TASK DESCRIPTION –
Exactly as written, retype the listing below, omitting the pictures.
-- Begin --
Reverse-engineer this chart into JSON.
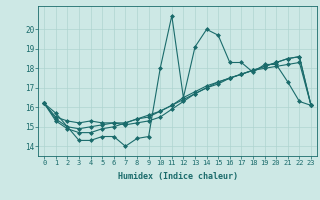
{
  "title": "",
  "xlabel": "Humidex (Indice chaleur)",
  "background_color": "#cde8e5",
  "grid_color": "#afd4d0",
  "line_color": "#1a6b6b",
  "xlim": [
    -0.5,
    23.5
  ],
  "ylim": [
    13.5,
    21.2
  ],
  "xticks": [
    0,
    1,
    2,
    3,
    4,
    5,
    6,
    7,
    8,
    9,
    10,
    11,
    12,
    13,
    14,
    15,
    16,
    17,
    18,
    19,
    20,
    21,
    22,
    23
  ],
  "yticks": [
    14,
    15,
    16,
    17,
    18,
    19,
    20
  ],
  "series": [
    [
      16.2,
      15.7,
      15.0,
      14.3,
      14.3,
      14.5,
      14.5,
      14.0,
      14.4,
      14.5,
      18.0,
      20.7,
      16.5,
      19.1,
      20.0,
      19.7,
      18.3,
      18.3,
      17.8,
      18.2,
      18.2,
      17.3,
      16.3,
      16.1
    ],
    [
      16.2,
      15.5,
      15.3,
      15.2,
      15.3,
      15.2,
      15.2,
      15.1,
      15.2,
      15.3,
      15.5,
      15.9,
      16.3,
      16.7,
      17.0,
      17.3,
      17.5,
      17.7,
      17.9,
      18.0,
      18.1,
      18.2,
      18.3,
      16.1
    ],
    [
      16.2,
      15.4,
      15.0,
      14.9,
      15.0,
      15.1,
      15.2,
      15.2,
      15.4,
      15.5,
      15.8,
      16.1,
      16.5,
      16.8,
      17.1,
      17.3,
      17.5,
      17.7,
      17.9,
      18.1,
      18.3,
      18.5,
      18.6,
      16.1
    ],
    [
      16.2,
      15.3,
      14.9,
      14.7,
      14.7,
      14.9,
      15.0,
      15.2,
      15.4,
      15.6,
      15.8,
      16.1,
      16.4,
      16.7,
      17.0,
      17.2,
      17.5,
      17.7,
      17.9,
      18.1,
      18.3,
      18.5,
      18.6,
      16.1
    ]
  ]
}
-- End --
COMPLETED EXERCISE –
Reverse-engineer this chart into JSON.
{
  "title": "",
  "xlabel": "Humidex (Indice chaleur)",
  "background_color": "#cde8e5",
  "grid_color": "#afd4d0",
  "line_color": "#1a6b6b",
  "xlim": [
    -0.5,
    23.5
  ],
  "ylim": [
    13.5,
    21.2
  ],
  "xticks": [
    0,
    1,
    2,
    3,
    4,
    5,
    6,
    7,
    8,
    9,
    10,
    11,
    12,
    13,
    14,
    15,
    16,
    17,
    18,
    19,
    20,
    21,
    22,
    23
  ],
  "yticks": [
    14,
    15,
    16,
    17,
    18,
    19,
    20
  ],
  "series": [
    [
      16.2,
      15.7,
      15.0,
      14.3,
      14.3,
      14.5,
      14.5,
      14.0,
      14.4,
      14.5,
      18.0,
      20.7,
      16.5,
      19.1,
      20.0,
      19.7,
      18.3,
      18.3,
      17.8,
      18.2,
      18.2,
      17.3,
      16.3,
      16.1
    ],
    [
      16.2,
      15.5,
      15.3,
      15.2,
      15.3,
      15.2,
      15.2,
      15.1,
      15.2,
      15.3,
      15.5,
      15.9,
      16.3,
      16.7,
      17.0,
      17.3,
      17.5,
      17.7,
      17.9,
      18.0,
      18.1,
      18.2,
      18.3,
      16.1
    ],
    [
      16.2,
      15.4,
      15.0,
      14.9,
      15.0,
      15.1,
      15.2,
      15.2,
      15.4,
      15.5,
      15.8,
      16.1,
      16.5,
      16.8,
      17.1,
      17.3,
      17.5,
      17.7,
      17.9,
      18.1,
      18.3,
      18.5,
      18.6,
      16.1
    ],
    [
      16.2,
      15.3,
      14.9,
      14.7,
      14.7,
      14.9,
      15.0,
      15.2,
      15.4,
      15.6,
      15.8,
      16.1,
      16.4,
      16.7,
      17.0,
      17.2,
      17.5,
      17.7,
      17.9,
      18.1,
      18.3,
      18.5,
      18.6,
      16.1
    ]
  ]
}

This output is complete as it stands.